- [Problem to work on]:
Locate each line containing the string "villages" and copy it out.

___ Source records ___

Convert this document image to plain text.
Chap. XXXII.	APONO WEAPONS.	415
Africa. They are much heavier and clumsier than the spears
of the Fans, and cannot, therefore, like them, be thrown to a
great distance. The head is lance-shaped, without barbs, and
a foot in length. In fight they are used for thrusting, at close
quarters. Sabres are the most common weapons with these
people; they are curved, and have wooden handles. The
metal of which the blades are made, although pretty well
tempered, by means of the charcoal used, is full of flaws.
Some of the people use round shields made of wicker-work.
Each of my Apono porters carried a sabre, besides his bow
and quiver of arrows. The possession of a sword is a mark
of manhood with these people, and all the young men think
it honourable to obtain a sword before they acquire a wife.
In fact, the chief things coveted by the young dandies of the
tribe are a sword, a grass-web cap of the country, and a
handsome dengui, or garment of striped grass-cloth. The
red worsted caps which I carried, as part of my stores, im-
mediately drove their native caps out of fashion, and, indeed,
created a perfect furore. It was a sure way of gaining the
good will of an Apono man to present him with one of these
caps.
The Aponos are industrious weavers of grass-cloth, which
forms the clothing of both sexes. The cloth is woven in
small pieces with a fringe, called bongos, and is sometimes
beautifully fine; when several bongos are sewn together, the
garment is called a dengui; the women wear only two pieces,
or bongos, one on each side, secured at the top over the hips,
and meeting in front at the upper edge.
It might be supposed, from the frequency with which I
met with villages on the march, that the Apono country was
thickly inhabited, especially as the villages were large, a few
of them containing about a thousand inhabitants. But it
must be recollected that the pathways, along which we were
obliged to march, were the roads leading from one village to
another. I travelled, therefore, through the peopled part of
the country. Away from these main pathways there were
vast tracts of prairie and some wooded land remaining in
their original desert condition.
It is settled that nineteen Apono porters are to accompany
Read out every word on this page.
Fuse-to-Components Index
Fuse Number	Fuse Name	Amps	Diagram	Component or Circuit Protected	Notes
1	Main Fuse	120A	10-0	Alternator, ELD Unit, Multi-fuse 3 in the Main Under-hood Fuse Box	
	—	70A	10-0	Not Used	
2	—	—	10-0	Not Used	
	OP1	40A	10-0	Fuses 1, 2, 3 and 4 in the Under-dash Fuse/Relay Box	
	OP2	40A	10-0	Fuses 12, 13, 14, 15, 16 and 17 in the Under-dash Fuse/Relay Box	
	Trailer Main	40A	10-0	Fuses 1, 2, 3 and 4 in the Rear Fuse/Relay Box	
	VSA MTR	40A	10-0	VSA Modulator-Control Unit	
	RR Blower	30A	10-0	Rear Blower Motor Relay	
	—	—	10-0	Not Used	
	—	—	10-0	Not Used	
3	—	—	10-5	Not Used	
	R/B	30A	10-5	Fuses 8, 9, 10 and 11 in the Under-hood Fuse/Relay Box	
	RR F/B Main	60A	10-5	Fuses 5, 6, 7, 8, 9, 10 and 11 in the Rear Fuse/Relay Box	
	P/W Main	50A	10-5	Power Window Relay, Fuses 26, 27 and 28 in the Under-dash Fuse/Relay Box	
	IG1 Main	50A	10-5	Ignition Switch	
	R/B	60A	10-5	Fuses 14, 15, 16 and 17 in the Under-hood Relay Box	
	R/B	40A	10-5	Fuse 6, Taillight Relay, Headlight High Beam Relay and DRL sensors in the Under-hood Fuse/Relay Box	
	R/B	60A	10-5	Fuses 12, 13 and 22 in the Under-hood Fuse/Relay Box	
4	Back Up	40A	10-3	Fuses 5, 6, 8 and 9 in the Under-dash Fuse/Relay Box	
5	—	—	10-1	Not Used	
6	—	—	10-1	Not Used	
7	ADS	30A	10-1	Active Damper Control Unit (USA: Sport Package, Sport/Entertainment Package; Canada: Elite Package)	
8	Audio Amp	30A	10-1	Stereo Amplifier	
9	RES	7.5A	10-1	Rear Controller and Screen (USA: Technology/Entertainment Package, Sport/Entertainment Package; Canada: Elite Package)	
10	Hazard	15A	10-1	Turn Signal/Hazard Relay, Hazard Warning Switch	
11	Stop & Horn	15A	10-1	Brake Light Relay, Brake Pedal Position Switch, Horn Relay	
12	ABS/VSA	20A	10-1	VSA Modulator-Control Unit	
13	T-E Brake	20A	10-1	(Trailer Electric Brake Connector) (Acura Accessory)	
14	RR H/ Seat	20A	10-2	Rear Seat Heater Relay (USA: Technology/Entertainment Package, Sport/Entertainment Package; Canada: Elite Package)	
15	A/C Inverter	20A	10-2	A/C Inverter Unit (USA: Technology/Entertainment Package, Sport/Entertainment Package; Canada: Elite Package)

___

- [The output]:
met with villages on the march, that the Apono country was
thickly inhabited, especially as the villages were large, a few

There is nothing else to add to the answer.